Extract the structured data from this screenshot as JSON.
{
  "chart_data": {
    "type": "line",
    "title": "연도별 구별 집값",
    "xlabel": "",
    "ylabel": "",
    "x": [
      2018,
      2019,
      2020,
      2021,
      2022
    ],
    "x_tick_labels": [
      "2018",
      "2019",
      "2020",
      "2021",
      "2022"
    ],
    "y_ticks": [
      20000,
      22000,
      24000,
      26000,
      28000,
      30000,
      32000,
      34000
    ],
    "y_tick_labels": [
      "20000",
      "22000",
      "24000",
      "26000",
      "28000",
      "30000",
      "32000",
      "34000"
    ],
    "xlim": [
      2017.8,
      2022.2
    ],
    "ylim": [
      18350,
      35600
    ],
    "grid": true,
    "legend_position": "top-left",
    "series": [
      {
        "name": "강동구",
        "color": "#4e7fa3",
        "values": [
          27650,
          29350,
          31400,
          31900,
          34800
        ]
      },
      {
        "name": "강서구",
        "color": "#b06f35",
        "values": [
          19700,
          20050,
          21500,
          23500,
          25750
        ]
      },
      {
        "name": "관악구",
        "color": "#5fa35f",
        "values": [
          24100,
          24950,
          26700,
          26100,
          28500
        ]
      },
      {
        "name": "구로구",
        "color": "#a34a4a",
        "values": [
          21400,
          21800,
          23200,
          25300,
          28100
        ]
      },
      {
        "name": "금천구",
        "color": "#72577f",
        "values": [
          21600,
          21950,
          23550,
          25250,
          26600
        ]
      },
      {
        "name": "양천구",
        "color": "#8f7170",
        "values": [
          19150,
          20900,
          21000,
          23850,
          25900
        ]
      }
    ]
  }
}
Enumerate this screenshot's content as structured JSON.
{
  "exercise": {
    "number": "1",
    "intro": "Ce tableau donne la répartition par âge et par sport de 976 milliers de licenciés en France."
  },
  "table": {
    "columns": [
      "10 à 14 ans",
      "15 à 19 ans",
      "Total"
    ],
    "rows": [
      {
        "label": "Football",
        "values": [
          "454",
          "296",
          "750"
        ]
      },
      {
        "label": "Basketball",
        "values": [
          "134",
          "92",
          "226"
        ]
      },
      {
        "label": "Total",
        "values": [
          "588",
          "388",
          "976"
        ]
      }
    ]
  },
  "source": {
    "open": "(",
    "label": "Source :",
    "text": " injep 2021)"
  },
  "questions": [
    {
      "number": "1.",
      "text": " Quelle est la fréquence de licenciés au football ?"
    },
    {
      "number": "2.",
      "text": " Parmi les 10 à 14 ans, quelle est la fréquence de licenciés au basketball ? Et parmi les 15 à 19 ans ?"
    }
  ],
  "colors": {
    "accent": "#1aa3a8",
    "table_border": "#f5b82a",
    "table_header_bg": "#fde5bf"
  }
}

● **WHAT THE TASK REQUIRES**:
All the entries above need to be reproduced exactly.

● **RESULT BELOW**:
Extract the structured data from this screenshot as JSON.
{
  "chart_data": {
    "type": "line",
    "title": "연도별 구별 집값",
    "xlabel": "",
    "ylabel": "",
    "x": [
      2018,
      2019,
      2020,
      2021,
      2022
    ],
    "x_tick_labels": [
      "2018",
      "2019",
      "2020",
      "2021",
      "2022"
    ],
    "y_ticks": [
      20000,
      22000,
      24000,
      26000,
      28000,
      30000,
      32000,
      34000
    ],
    "y_tick_labels": [
      "20000",
      "22000",
      "24000",
      "26000",
      "28000",
      "30000",
      "32000",
      "34000"
    ],
    "xlim": [
      2017.8,
      2022.2
    ],
    "ylim": [
      18350,
      35600
    ],
    "grid": true,
    "legend_position": "top-left",
    "series": [
      {
        "name": "강동구",
        "color": "#4e7fa3",
        "values": [
          27650,
          29350,
          31400,
          31900,
          34800
        ]
      },
      {
        "name": "강서구",
        "color": "#b06f35",
        "values": [
          19700,
          20050,
          21500,
          23500,
          25750
        ]
      },
      {
        "name": "관악구",
        "color": "#5fa35f",
        "values": [
          24100,
          24950,
          26700,
          26100,
          28500
        ]
      },
      {
        "name": "구로구",
        "color": "#a34a4a",
        "values": [
          21400,
          21800,
          23200,
          25300,
          28100
        ]
      },
      {
        "name": "금천구",
        "color": "#72577f",
        "values": [
          21600,
          21950,
          23550,
          25250,
          26600
        ]
      },
      {
        "name": "양천구",
        "color": "#8f7170",
        "values": [
          19150,
          20900,
          21000,
          23850,
          25900
        ]
      }
    ]
  }
}
Enumerate this screenshot's content as structured JSON.
{
  "exercise": {
    "number": "1",
    "intro": "Ce tableau donne la répartition par âge et par sport de 976 milliers de licenciés en France."
  },
  "table": {
    "columns": [
      "10 à 14 ans",
      "15 à 19 ans",
      "Total"
    ],
    "rows": [
      {
        "label": "Football",
        "values": [
          "454",
          "296",
          "750"
        ]
      },
      {
        "label": "Basketball",
        "values": [
          "134",
          "92",
          "226"
        ]
      },
      {
        "label": "Total",
        "values": [
          "588",
          "388",
          "976"
        ]
      }
    ]
  },
  "source": {
    "open": "(",
    "label": "Source :",
    "text": " injep 2021)"
  },
  "questions": [
    {
      "number": "1.",
      "text": " Quelle est la fréquence de licenciés au football ?"
    },
    {
      "number": "2.",
      "text": " Parmi les 10 à 14 ans, quelle est la fréquence de licenciés au basketball ? Et parmi les 15 à 19 ans ?"
    }
  ],
  "colors": {
    "accent": "#1aa3a8",
    "table_border": "#f5b82a",
    "table_header_bg": "#fde5bf"
  }
}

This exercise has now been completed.